#### [Figure collection entries]
= = = = =
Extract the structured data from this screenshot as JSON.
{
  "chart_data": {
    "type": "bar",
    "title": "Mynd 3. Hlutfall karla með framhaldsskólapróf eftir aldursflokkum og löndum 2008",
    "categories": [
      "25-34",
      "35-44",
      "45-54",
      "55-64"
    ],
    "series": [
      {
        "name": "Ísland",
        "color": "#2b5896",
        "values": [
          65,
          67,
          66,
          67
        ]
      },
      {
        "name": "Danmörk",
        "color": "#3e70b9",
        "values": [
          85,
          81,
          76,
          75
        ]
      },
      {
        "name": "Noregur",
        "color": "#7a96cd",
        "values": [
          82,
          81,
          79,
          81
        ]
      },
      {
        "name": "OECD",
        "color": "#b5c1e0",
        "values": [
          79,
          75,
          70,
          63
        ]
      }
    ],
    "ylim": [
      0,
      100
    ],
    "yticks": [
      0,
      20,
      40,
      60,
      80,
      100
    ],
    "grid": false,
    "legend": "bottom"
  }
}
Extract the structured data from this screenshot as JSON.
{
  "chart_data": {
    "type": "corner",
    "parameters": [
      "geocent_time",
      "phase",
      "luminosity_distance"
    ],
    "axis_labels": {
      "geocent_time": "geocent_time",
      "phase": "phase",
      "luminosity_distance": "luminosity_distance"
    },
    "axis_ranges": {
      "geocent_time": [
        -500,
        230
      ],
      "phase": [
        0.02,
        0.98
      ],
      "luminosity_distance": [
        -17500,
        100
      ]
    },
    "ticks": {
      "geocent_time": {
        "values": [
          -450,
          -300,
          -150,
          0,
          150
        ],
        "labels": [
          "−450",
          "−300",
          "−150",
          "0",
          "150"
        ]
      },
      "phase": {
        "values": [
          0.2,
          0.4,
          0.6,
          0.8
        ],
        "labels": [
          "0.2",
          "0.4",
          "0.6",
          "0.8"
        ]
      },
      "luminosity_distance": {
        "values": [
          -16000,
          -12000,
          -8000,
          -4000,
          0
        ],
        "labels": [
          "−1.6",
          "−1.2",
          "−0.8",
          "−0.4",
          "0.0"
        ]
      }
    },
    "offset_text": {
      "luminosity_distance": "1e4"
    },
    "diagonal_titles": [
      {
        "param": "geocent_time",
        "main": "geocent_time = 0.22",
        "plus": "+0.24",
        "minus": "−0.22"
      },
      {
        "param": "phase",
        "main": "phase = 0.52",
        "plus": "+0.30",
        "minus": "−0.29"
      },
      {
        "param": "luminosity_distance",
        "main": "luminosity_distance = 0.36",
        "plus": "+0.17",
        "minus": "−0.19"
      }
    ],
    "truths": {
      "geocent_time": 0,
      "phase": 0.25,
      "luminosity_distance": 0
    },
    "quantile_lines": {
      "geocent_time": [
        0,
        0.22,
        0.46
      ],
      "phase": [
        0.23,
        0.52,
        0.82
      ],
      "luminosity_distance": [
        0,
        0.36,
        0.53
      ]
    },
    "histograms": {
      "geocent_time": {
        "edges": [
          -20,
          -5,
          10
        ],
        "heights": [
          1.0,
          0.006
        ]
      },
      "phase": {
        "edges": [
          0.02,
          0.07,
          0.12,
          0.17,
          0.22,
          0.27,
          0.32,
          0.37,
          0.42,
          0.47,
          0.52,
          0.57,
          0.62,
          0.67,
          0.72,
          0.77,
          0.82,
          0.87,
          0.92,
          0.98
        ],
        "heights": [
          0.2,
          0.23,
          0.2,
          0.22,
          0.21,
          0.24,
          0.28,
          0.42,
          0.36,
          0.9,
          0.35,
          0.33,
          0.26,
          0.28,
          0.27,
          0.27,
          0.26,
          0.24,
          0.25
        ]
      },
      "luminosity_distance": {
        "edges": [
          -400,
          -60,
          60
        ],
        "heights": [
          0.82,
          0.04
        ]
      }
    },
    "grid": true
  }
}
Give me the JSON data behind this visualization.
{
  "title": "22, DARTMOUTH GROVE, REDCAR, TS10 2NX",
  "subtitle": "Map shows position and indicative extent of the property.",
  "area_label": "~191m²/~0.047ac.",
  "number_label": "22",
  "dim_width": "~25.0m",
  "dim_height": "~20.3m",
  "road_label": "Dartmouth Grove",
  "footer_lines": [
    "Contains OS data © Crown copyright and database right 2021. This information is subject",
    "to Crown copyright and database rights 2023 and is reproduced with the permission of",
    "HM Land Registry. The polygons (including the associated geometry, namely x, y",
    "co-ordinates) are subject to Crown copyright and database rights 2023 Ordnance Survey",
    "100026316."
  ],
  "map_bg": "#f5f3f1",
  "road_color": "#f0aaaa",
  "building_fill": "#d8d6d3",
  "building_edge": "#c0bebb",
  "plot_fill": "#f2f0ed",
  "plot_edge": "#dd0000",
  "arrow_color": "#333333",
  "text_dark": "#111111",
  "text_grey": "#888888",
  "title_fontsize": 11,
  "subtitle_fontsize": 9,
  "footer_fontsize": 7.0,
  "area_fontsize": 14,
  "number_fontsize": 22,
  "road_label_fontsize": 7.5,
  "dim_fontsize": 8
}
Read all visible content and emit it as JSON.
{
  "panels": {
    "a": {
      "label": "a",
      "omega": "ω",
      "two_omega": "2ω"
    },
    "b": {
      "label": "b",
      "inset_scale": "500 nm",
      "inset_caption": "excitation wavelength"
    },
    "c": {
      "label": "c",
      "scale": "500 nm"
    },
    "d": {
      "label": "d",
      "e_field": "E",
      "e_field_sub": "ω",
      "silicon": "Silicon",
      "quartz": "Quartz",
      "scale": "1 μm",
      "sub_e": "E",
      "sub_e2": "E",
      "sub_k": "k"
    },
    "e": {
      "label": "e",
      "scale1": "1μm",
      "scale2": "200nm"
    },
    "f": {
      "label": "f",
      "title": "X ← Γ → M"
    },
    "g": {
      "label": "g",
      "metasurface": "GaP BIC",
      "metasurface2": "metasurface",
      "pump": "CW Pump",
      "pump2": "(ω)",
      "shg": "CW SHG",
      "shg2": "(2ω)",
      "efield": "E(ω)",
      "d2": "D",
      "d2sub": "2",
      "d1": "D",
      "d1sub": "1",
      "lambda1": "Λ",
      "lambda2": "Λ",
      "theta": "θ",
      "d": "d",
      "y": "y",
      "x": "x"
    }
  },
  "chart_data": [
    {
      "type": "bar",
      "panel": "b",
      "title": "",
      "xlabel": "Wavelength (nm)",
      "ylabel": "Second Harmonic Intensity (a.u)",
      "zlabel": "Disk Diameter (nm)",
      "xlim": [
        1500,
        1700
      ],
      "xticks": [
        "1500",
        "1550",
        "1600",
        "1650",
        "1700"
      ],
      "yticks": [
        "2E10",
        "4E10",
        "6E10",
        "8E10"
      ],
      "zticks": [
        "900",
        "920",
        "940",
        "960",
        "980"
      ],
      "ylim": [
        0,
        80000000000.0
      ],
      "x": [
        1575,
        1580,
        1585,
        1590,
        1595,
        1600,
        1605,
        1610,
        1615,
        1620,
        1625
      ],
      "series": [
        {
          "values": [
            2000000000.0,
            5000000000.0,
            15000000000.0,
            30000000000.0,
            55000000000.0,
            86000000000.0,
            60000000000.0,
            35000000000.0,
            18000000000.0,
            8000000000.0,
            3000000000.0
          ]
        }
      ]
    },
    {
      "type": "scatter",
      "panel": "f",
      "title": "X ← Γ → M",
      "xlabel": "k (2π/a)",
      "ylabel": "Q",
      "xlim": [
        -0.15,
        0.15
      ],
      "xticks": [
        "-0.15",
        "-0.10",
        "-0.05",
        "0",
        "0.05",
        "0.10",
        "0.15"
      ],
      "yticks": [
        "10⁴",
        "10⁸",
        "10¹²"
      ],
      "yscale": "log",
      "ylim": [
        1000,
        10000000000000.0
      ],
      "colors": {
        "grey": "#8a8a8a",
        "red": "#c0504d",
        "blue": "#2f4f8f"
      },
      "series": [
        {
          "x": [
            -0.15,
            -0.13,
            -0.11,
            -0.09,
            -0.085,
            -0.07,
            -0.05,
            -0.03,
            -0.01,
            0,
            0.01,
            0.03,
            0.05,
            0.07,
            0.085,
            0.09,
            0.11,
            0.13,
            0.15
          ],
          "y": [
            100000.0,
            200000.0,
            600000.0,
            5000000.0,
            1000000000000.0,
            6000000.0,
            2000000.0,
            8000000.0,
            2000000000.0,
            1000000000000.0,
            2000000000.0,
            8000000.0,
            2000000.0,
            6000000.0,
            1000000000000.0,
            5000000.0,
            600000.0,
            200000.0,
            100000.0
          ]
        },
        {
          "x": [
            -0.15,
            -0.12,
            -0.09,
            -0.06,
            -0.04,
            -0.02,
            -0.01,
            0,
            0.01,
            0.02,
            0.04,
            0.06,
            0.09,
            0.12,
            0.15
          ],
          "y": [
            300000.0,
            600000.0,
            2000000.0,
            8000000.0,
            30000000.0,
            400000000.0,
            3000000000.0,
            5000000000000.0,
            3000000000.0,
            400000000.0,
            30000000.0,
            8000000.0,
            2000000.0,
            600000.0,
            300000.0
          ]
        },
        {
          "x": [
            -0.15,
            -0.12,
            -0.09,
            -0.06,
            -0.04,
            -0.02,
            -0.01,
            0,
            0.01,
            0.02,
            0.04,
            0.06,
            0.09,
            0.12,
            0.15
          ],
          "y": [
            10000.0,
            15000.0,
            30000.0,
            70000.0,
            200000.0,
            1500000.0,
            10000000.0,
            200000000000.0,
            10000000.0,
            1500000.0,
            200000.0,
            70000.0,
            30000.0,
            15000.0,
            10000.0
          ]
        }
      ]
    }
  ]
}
= = = = =
#### [PROBLEM REQUIREMENTS]
In the material above, show every line where the word "ylabel" turns up.

#### [THE REPLY]
      "ylabel": "Second Harmonic Intensity (a.u)",
      "ylabel": "Q",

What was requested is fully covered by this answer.